BEGIN Data provided

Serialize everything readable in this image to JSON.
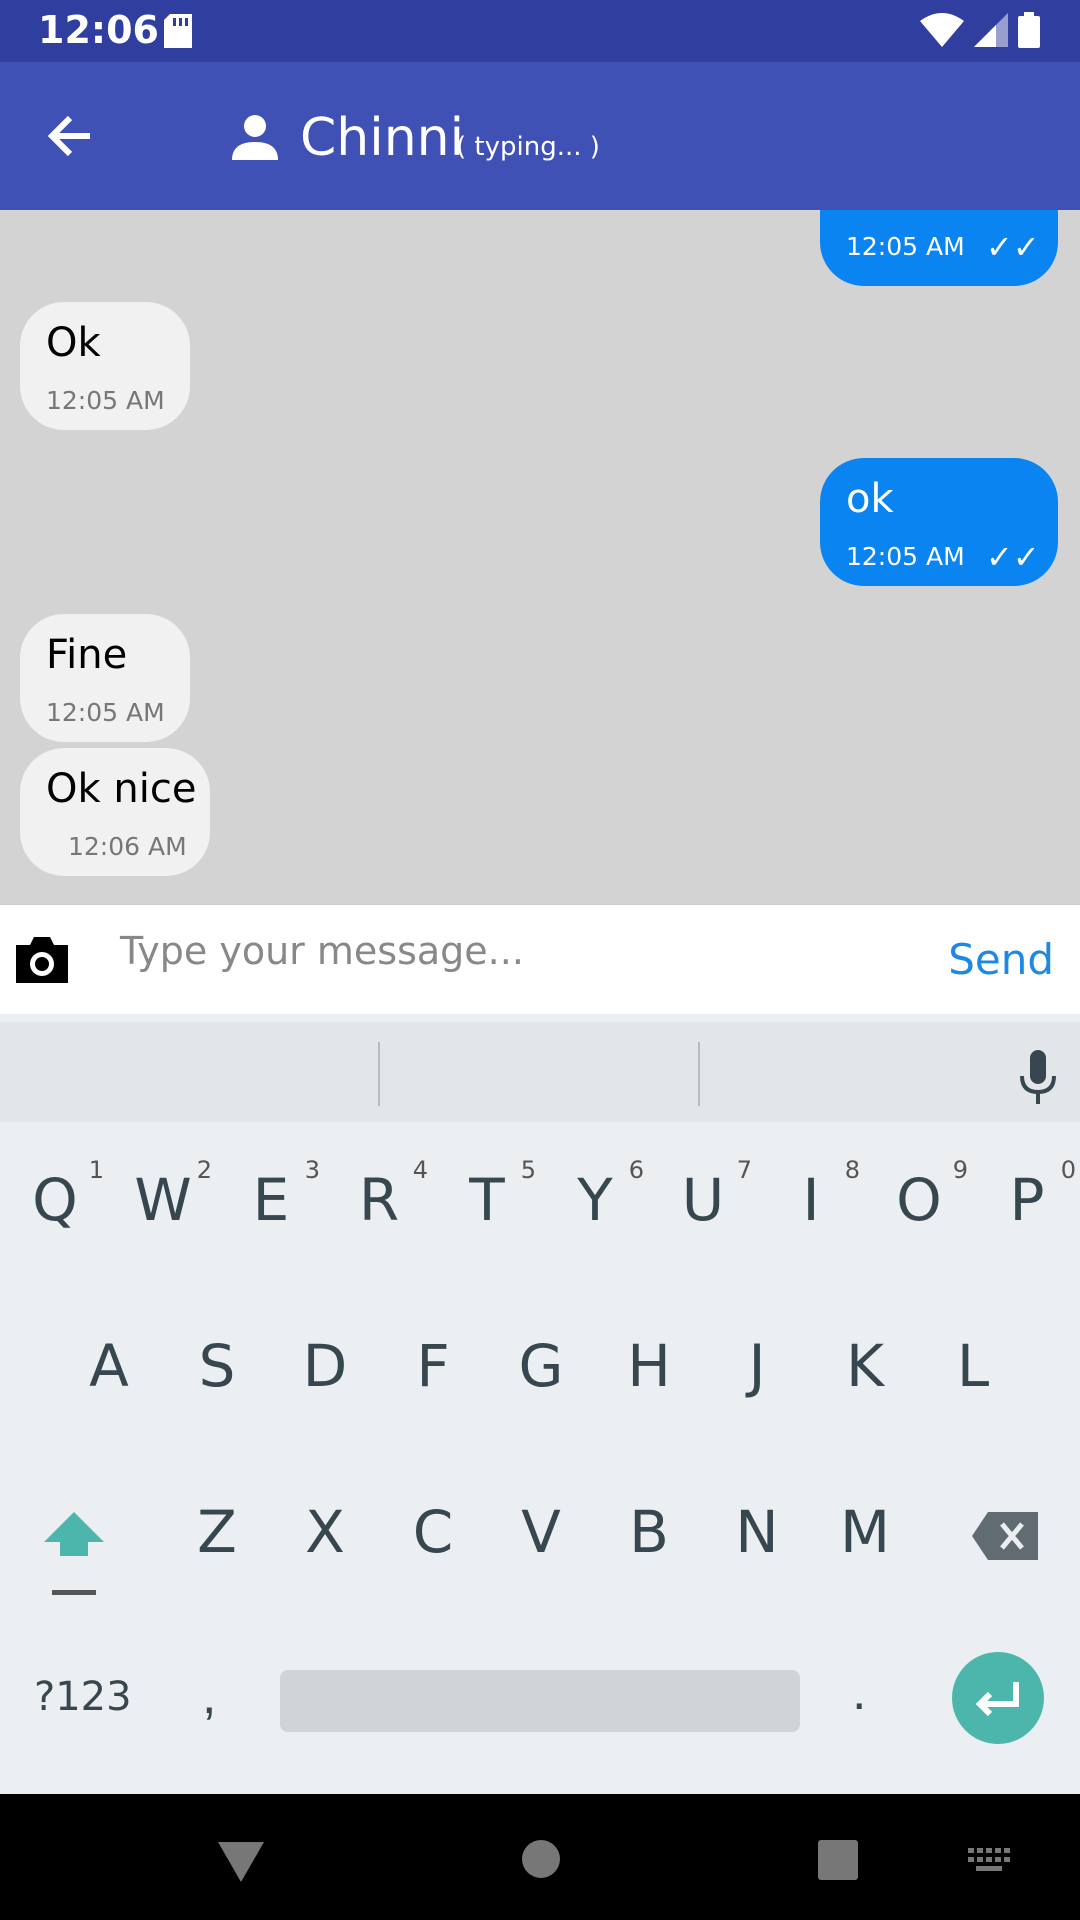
{
  "status": {
    "time": "12:06"
  },
  "header": {
    "title": "Chinni",
    "subtitle": "( typing... )"
  },
  "messages": [
    {
      "dir": "out",
      "text": "",
      "time": "12:05 AM",
      "ticks": "✓✓"
    },
    {
      "dir": "in",
      "text": "Ok",
      "time": "12:05 AM"
    },
    {
      "dir": "out",
      "text": "ok",
      "time": "12:05 AM",
      "ticks": "✓✓"
    },
    {
      "dir": "in",
      "text": "Fine",
      "time": "12:05 AM"
    },
    {
      "dir": "in",
      "text": "Ok nice",
      "time": "12:06 AM"
    }
  ],
  "composer": {
    "placeholder": "Type your message...",
    "send_label": "Send"
  },
  "keyboard": {
    "row1": [
      "Q",
      "W",
      "E",
      "R",
      "T",
      "Y",
      "U",
      "I",
      "O",
      "P"
    ],
    "row1_hints": [
      "1",
      "2",
      "3",
      "4",
      "5",
      "6",
      "7",
      "8",
      "9",
      "0"
    ],
    "row2": [
      "A",
      "S",
      "D",
      "F",
      "G",
      "H",
      "J",
      "K",
      "L"
    ],
    "row3": [
      "Z",
      "X",
      "C",
      "V",
      "B",
      "N",
      "M"
    ],
    "symbols_label": "?123",
    "comma": ",",
    "period": "."
  },
  "icons": {
    "back": "arrow-back-icon",
    "person": "person-icon",
    "camera": "camera-icon",
    "mic": "mic-icon",
    "shift": "shift-icon",
    "backspace": "backspace-icon",
    "enter": "enter-icon"
  },
  "colors": {
    "statusbar": "#303F9F",
    "appbar": "#3F51B5",
    "outgoing": "#0A84F0",
    "incoming": "#F1F1F1",
    "send": "#1E88E5",
    "accent": "#4DB6AC"
  }
}
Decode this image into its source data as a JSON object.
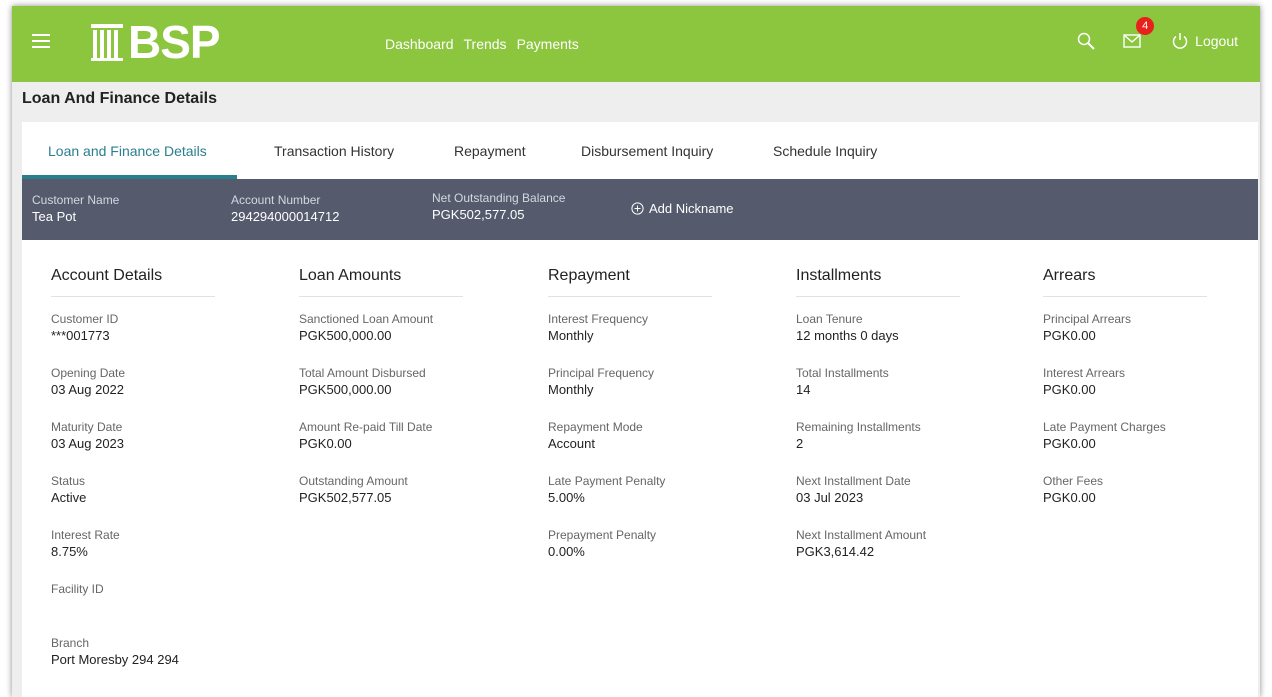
{
  "header": {
    "logo_text": "BSP",
    "nav": [
      "Dashboard",
      "Trends",
      "Payments"
    ],
    "notifications_count": "4",
    "logout_label": "Logout",
    "brand_color": "#8cc63f"
  },
  "page_title": "Loan And Finance Details",
  "tabs": [
    {
      "label": "Loan and Finance Details",
      "active": true
    },
    {
      "label": "Transaction History"
    },
    {
      "label": "Repayment"
    },
    {
      "label": "Disbursement Inquiry"
    },
    {
      "label": "Schedule Inquiry"
    }
  ],
  "summary": {
    "customer_name_label": "Customer Name",
    "customer_name": "Tea Pot",
    "account_number_label": "Account Number",
    "account_number": "294294000014712",
    "net_balance_label": "Net Outstanding Balance",
    "net_balance": "PGK502,577.05",
    "add_nickname": "Add Nickname"
  },
  "sections": [
    {
      "title": "Account Details",
      "fields": [
        {
          "label": "Customer ID",
          "value": "***001773"
        },
        {
          "label": "Opening Date",
          "value": "03 Aug 2022"
        },
        {
          "label": "Maturity Date",
          "value": "03 Aug 2023"
        },
        {
          "label": "Status",
          "value": "Active"
        },
        {
          "label": "Interest Rate",
          "value": "8.75%"
        },
        {
          "label": "Facility ID",
          "value": ""
        },
        {
          "label": "Branch",
          "value": "Port Moresby 294 294"
        }
      ]
    },
    {
      "title": "Loan Amounts",
      "fields": [
        {
          "label": "Sanctioned Loan Amount",
          "value": "PGK500,000.00"
        },
        {
          "label": "Total Amount Disbursed",
          "value": "PGK500,000.00"
        },
        {
          "label": "Amount Re-paid Till Date",
          "value": "PGK0.00"
        },
        {
          "label": "Outstanding Amount",
          "value": "PGK502,577.05"
        }
      ]
    },
    {
      "title": "Repayment",
      "fields": [
        {
          "label": "Interest Frequency",
          "value": "Monthly"
        },
        {
          "label": "Principal Frequency",
          "value": "Monthly"
        },
        {
          "label": "Repayment Mode",
          "value": "Account"
        },
        {
          "label": "Late Payment Penalty",
          "value": "5.00%"
        },
        {
          "label": "Prepayment Penalty",
          "value": "0.00%"
        }
      ]
    },
    {
      "title": "Installments",
      "fields": [
        {
          "label": "Loan Tenure",
          "value": "12 months 0 days"
        },
        {
          "label": "Total Installments",
          "value": "14"
        },
        {
          "label": "Remaining Installments",
          "value": "2"
        },
        {
          "label": "Next Installment Date",
          "value": "03 Jul 2023"
        },
        {
          "label": "Next Installment Amount",
          "value": "PGK3,614.42"
        }
      ]
    },
    {
      "title": "Arrears",
      "fields": [
        {
          "label": "Principal Arrears",
          "value": "PGK0.00"
        },
        {
          "label": "Interest Arrears",
          "value": "PGK0.00"
        },
        {
          "label": "Late Payment Charges",
          "value": "PGK0.00"
        },
        {
          "label": "Other Fees",
          "value": "PGK0.00"
        }
      ]
    }
  ]
}
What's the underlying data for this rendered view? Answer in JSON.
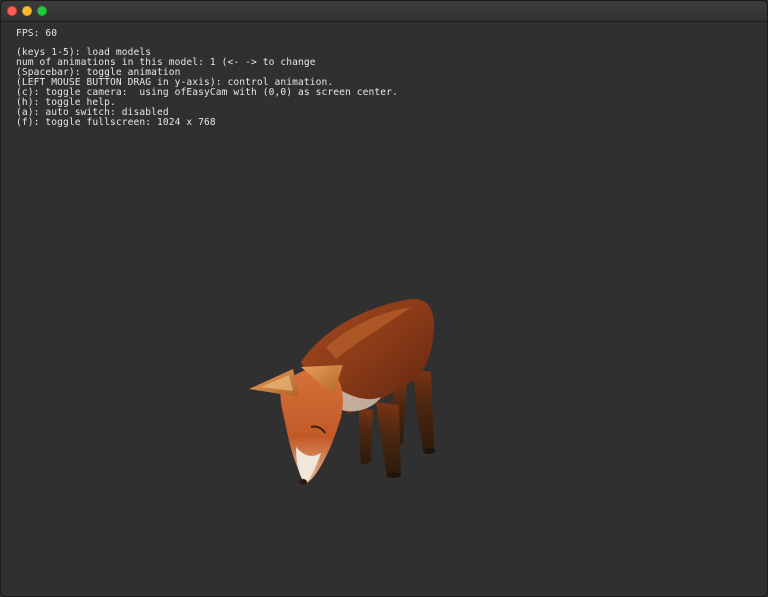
{
  "window": {
    "controls": [
      "close",
      "minimize",
      "maximize"
    ]
  },
  "overlay": {
    "fps_line": "FPS: 60",
    "help_lines": [
      "(keys 1-5): load models",
      "num of animations in this model: 1 (<- -> to change",
      "(Spacebar): toggle animation",
      "(LEFT MOUSE BUTTON DRAG in y-axis): control animation.",
      "(c): toggle camera:  using ofEasyCam with (0,0) as screen center.",
      "(h): toggle help.",
      "(a): auto switch: disabled",
      "(f): toggle fullscreen: 1024 x 768"
    ]
  },
  "scene": {
    "model": "fox",
    "background_color": "#303030"
  }
}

END Data provided

Work instructions:
Copy out the data above exactly, except the pictures.

The answer:
Serialize everything readable in this image to JSON.
{
  "status": {
    "time": "12:06"
  },
  "header": {
    "title": "Chinni",
    "subtitle": "( typing... )"
  },
  "messages": [
    {
      "dir": "out",
      "text": "",
      "time": "12:05 AM",
      "ticks": "✓✓"
    },
    {
      "dir": "in",
      "text": "Ok",
      "time": "12:05 AM"
    },
    {
      "dir": "out",
      "text": "ok",
      "time": "12:05 AM",
      "ticks": "✓✓"
    },
    {
      "dir": "in",
      "text": "Fine",
      "time": "12:05 AM"
    },
    {
      "dir": "in",
      "text": "Ok nice",
      "time": "12:06 AM"
    }
  ],
  "composer": {
    "placeholder": "Type your message...",
    "send_label": "Send"
  },
  "keyboard": {
    "row1": [
      "Q",
      "W",
      "E",
      "R",
      "T",
      "Y",
      "U",
      "I",
      "O",
      "P"
    ],
    "row1_hints": [
      "1",
      "2",
      "3",
      "4",
      "5",
      "6",
      "7",
      "8",
      "9",
      "0"
    ],
    "row2": [
      "A",
      "S",
      "D",
      "F",
      "G",
      "H",
      "J",
      "K",
      "L"
    ],
    "row3": [
      "Z",
      "X",
      "C",
      "V",
      "B",
      "N",
      "M"
    ],
    "symbols_label": "?123",
    "comma": ",",
    "period": "."
  },
  "icons": {
    "back": "arrow-back-icon",
    "person": "person-icon",
    "camera": "camera-icon",
    "mic": "mic-icon",
    "shift": "shift-icon",
    "backspace": "backspace-icon",
    "enter": "enter-icon"
  },
  "colors": {
    "statusbar": "#303F9F",
    "appbar": "#3F51B5",
    "outgoing": "#0A84F0",
    "incoming": "#F1F1F1",
    "send": "#1E88E5",
    "accent": "#4DB6AC"
  }
}
Decode this image into its source data as a JSON object.
{
  "header": {
    "logo_text": "BSP",
    "nav": [
      "Dashboard",
      "Trends",
      "Payments"
    ],
    "notifications_count": "4",
    "logout_label": "Logout",
    "brand_color": "#8cc63f"
  },
  "page_title": "Loan And Finance Details",
  "tabs": [
    {
      "label": "Loan and Finance Details",
      "active": true
    },
    {
      "label": "Transaction History"
    },
    {
      "label": "Repayment"
    },
    {
      "label": "Disbursement Inquiry"
    },
    {
      "label": "Schedule Inquiry"
    }
  ],
  "summary": {
    "customer_name_label": "Customer Name",
    "customer_name": "Tea Pot",
    "account_number_label": "Account Number",
    "account_number": "294294000014712",
    "net_balance_label": "Net Outstanding Balance",
    "net_balance": "PGK502,577.05",
    "add_nickname": "Add Nickname"
  },
  "sections": [
    {
      "title": "Account Details",
      "fields": [
        {
          "label": "Customer ID",
          "value": "***001773"
        },
        {
          "label": "Opening Date",
          "value": "03 Aug 2022"
        },
        {
          "label": "Maturity Date",
          "value": "03 Aug 2023"
        },
        {
          "label": "Status",
          "value": "Active"
        },
        {
          "label": "Interest Rate",
          "value": "8.75%"
        },
        {
          "label": "Facility ID",
          "value": ""
        },
        {
          "label": "Branch",
          "value": "Port Moresby 294 294"
        }
      ]
    },
    {
      "title": "Loan Amounts",
      "fields": [
        {
          "label": "Sanctioned Loan Amount",
          "value": "PGK500,000.00"
        },
        {
          "label": "Total Amount Disbursed",
          "value": "PGK500,000.00"
        },
        {
          "label": "Amount Re-paid Till Date",
          "value": "PGK0.00"
        },
        {
          "label": "Outstanding Amount",
          "value": "PGK502,577.05"
        }
      ]
    },
    {
      "title": "Repayment",
      "fields": [
        {
          "label": "Interest Frequency",
          "value": "Monthly"
        },
        {
          "label": "Principal Frequency",
          "value": "Monthly"
        },
        {
          "label": "Repayment Mode",
          "value": "Account"
        },
        {
          "label": "Late Payment Penalty",
          "value": "5.00%"
        },
        {
          "label": "Prepayment Penalty",
          "value": "0.00%"
        }
      ]
    },
    {
      "title": "Installments",
      "fields": [
        {
          "label": "Loan Tenure",
          "value": "12 months 0 days"
        },
        {
          "label": "Total Installments",
          "value": "14"
        },
        {
          "label": "Remaining Installments",
          "value": "2"
        },
        {
          "label": "Next Installment Date",
          "value": "03 Jul 2023"
        },
        {
          "label": "Next Installment Amount",
          "value": "PGK3,614.42"
        }
      ]
    },
    {
      "title": "Arrears",
      "fields": [
        {
          "label": "Principal Arrears",
          "value": "PGK0.00"
        },
        {
          "label": "Interest Arrears",
          "value": "PGK0.00"
        },
        {
          "label": "Late Payment Charges",
          "value": "PGK0.00"
        },
        {
          "label": "Other Fees",
          "value": "PGK0.00"
        }
      ]
    }
  ]
}
What's the underlying data for this rendered view? Answer in JSON.
{
  "window": {
    "controls": [
      "close",
      "minimize",
      "maximize"
    ]
  },
  "overlay": {
    "fps_line": "FPS: 60",
    "help_lines": [
      "(keys 1-5): load models",
      "num of animations in this model: 1 (<- -> to change",
      "(Spacebar): toggle animation",
      "(LEFT MOUSE BUTTON DRAG in y-axis): control animation.",
      "(c): toggle camera:  using ofEasyCam with (0,0) as screen center.",
      "(h): toggle help.",
      "(a): auto switch: disabled",
      "(f): toggle fullscreen: 1024 x 768"
    ]
  },
  "scene": {
    "model": "fox",
    "background_color": "#303030"
  }
}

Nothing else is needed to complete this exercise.